**Text passage**
★ ★ ★

Last weekend’s beta introduced some big changes to Monster Hunter. Much has stayed the same; the weapons I played with (and their combos) were largely untouched, but they were perfect already.

There was enough new stuff, though, to make me feel a bit like a novice player again: Overwhelmed, but excited.

Scoutflies

What’s New In Monster Hunter: World

Tracking, scouting, and preparing for fights by foraging and crafting has always been part of Monster Hunter. In Monster Hunter World, all these activities are aided by Scoutflies, greenish fireflies that highlight things in the world that you can pick up, harvest, forage or track. Before you can find a monster, you have to find its tracks or markings and examine them. This fills up a little bar, and when it’s full the Scoutflies will lead you to the target with a glowing green trail.

In previous Monster Hunter games, you’d have to explore every area on the map looking for your target and then chuck a paintball at a monster to keep it marked. This is a more natural-feeling tracking system.

Nonetheless, I’m in two minds about the Scoutflies. It’s useful to have mining points or forageable plants highlighted in the open world, but the glowing green trail monopolizes my attention and takes me out of my surroundings.

Scoutflies also take away the frantic, enjoyable process of chasing down a monster and locating its lair towards the end of a fight. They disappear as soon as a fight breaks out, but I’m kind of hoping they will be optional in the full game so I can use the map instead if I like.

No Zoning

What’s New In Monster Hunter: World

I didn’t expect this to have as big an impact as it does, but there are no loading screens between different areas of Monster Hunter‘s massive map, which comprises everything from ocean to jungle to desert. This means there are no breathers whilst the next area loads and no safe zones for you to disappear into when you need to use a potion.

You really feel like you’re chasing your quarry down when you have to pursue it back to its lair across half the map.

Creatures don’t disappear once they enter a different section of the world, which means you can actually follow them around. You can trail stampeding herbivores to see where they’re going or see a Rathalos gliding around in the sky in the distance and spot where it lands. The absence of loading screens keeps the tension high.

The flipside of this is that I spent a lot of time chasing creatures around the map rather than fighting them. Monsters are suddenly a lot more mobile, happily dragging you all over the map, running away after just a couple of minutes of fighting. Using traps and items to actually keep a target in the same place – especially the flying ones – will probably be a big part of co-operative hunts in the full game.

★ ★ ★

**Entries shown**

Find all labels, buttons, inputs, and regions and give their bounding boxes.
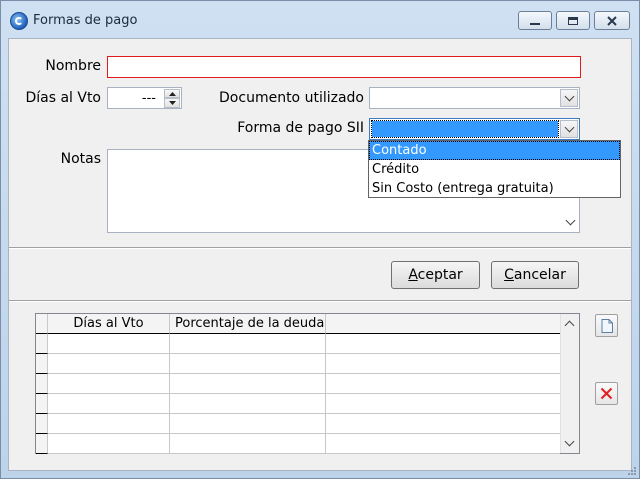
minimize-button[interactable] <box>518 11 552 30</box>
scroll-down-button[interactable] <box>564 436 575 447</box>
cell-filler <box>326 434 560 454</box>
new-document-icon <box>601 318 613 333</box>
delete-icon <box>600 387 613 400</box>
cell-porcentaje[interactable] <box>170 394 326 414</box>
notas-label: Notas <box>60 151 101 167</box>
spin-down-button[interactable] <box>164 98 180 108</box>
cell-filler <box>326 374 560 394</box>
forma-pago-combobox[interactable] <box>369 118 580 140</box>
table-row[interactable] <box>36 374 560 394</box>
chevron-up-icon <box>564 320 575 331</box>
cell-dias-vto[interactable] <box>48 434 170 454</box>
table-row[interactable] <box>36 354 560 374</box>
documento-combobox[interactable] <box>369 87 580 109</box>
table-row[interactable] <box>36 334 560 354</box>
row-selector[interactable] <box>36 334 48 354</box>
row-selector[interactable] <box>36 354 48 374</box>
triangle-up-icon <box>168 91 176 96</box>
aceptar-label: Aceptar <box>408 267 463 283</box>
window: Formas de pago Nombre Días al Vto --- Do… <box>0 0 640 479</box>
chevron-down-icon <box>564 436 575 447</box>
dias-vto-value: --- <box>141 91 156 106</box>
grid-vertical-scrollbar[interactable] <box>560 314 579 453</box>
aceptar-button[interactable]: Aceptar <box>391 261 480 289</box>
cell-filler <box>326 414 560 434</box>
row-selector[interactable] <box>36 374 48 394</box>
documento-dropdown-button[interactable] <box>560 89 578 107</box>
cancelar-button[interactable]: Cancelar <box>491 261 579 289</box>
cell-porcentaje[interactable] <box>170 434 326 454</box>
cell-dias-vto[interactable] <box>48 334 170 354</box>
maximize-icon <box>568 16 578 25</box>
column-header-filler <box>326 314 560 334</box>
client-area: Nombre Días al Vto --- Documento utiliza… <box>8 38 632 471</box>
dropdown-option[interactable]: Crédito <box>369 160 620 179</box>
cell-porcentaje[interactable] <box>170 374 326 394</box>
cell-dias-vto[interactable] <box>48 354 170 374</box>
chevron-down-icon <box>564 122 574 133</box>
nombre-label: Nombre <box>45 58 101 74</box>
cell-porcentaje[interactable] <box>170 354 326 374</box>
minimize-icon <box>530 22 540 25</box>
notas-scroll-down[interactable] <box>565 215 576 226</box>
chevron-down-icon <box>565 215 576 226</box>
row-selector[interactable] <box>36 434 48 454</box>
table-row[interactable] <box>36 414 560 434</box>
table-row[interactable] <box>36 434 560 454</box>
payment-terms-grid[interactable]: Días al Vto Porcentaje de la deuda <box>35 313 580 454</box>
separator-bottom <box>9 300 631 302</box>
row-selector[interactable] <box>36 394 48 414</box>
documento-label: Documento utilizado <box>219 90 364 106</box>
cell-porcentaje[interactable] <box>170 334 326 354</box>
table-row[interactable] <box>36 394 560 414</box>
new-row-button[interactable] <box>595 314 618 337</box>
window-title: Formas de pago <box>33 13 138 28</box>
close-icon <box>607 15 617 26</box>
triangle-down-icon <box>168 101 176 105</box>
dias-vto-label: Días al Vto <box>25 90 101 106</box>
cancelar-label: Cancelar <box>504 267 566 283</box>
maximize-button[interactable] <box>556 11 590 30</box>
separator-top <box>9 247 631 249</box>
cell-filler <box>326 334 560 354</box>
cell-filler <box>326 354 560 374</box>
dias-vto-spinner[interactable]: --- <box>107 87 182 109</box>
column-header-dias-vto[interactable]: Días al Vto <box>48 314 170 334</box>
forma-pago-dropdown-button[interactable] <box>560 120 578 138</box>
dropdown-option[interactable]: Sin Costo (entrega gratuita) <box>369 179 620 198</box>
forma-pago-label: Forma de pago SII <box>237 120 364 136</box>
cell-porcentaje[interactable] <box>170 414 326 434</box>
scroll-up-button[interactable] <box>564 319 575 331</box>
column-header-porcentaje[interactable]: Porcentaje de la deuda <box>170 314 326 334</box>
forma-pago-selection <box>371 120 559 138</box>
spin-up-button[interactable] <box>164 89 180 98</box>
close-button[interactable] <box>594 11 630 30</box>
cell-dias-vto[interactable] <box>48 374 170 394</box>
cell-filler <box>326 394 560 414</box>
title-bar[interactable]: Formas de pago <box>1 1 639 37</box>
dropdown-option[interactable]: Contado <box>369 141 620 160</box>
resize-grip-icon[interactable] <box>626 465 637 476</box>
nombre-input[interactable] <box>107 56 581 78</box>
forma-pago-dropdown-list[interactable]: Contado Crédito Sin Costo (entrega gratu… <box>368 140 621 198</box>
row-header-corner <box>36 314 48 334</box>
delete-row-button[interactable] <box>595 382 618 405</box>
chevron-down-icon <box>564 91 574 102</box>
row-selector[interactable] <box>36 414 48 434</box>
app-logo-icon <box>10 12 28 30</box>
cell-dias-vto[interactable] <box>48 414 170 434</box>
cell-dias-vto[interactable] <box>48 394 170 414</box>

★ ★ ★

**The request**
Translate the following sentence from the text on Monster Hunter: World into French: "The absence of loading screens keeps the tension high." The listing is independent material and has no connection to the text on Monster Hunter: World.

**Response**
L'absence d'écrans de chargement maintient la tension à un niveau élevé.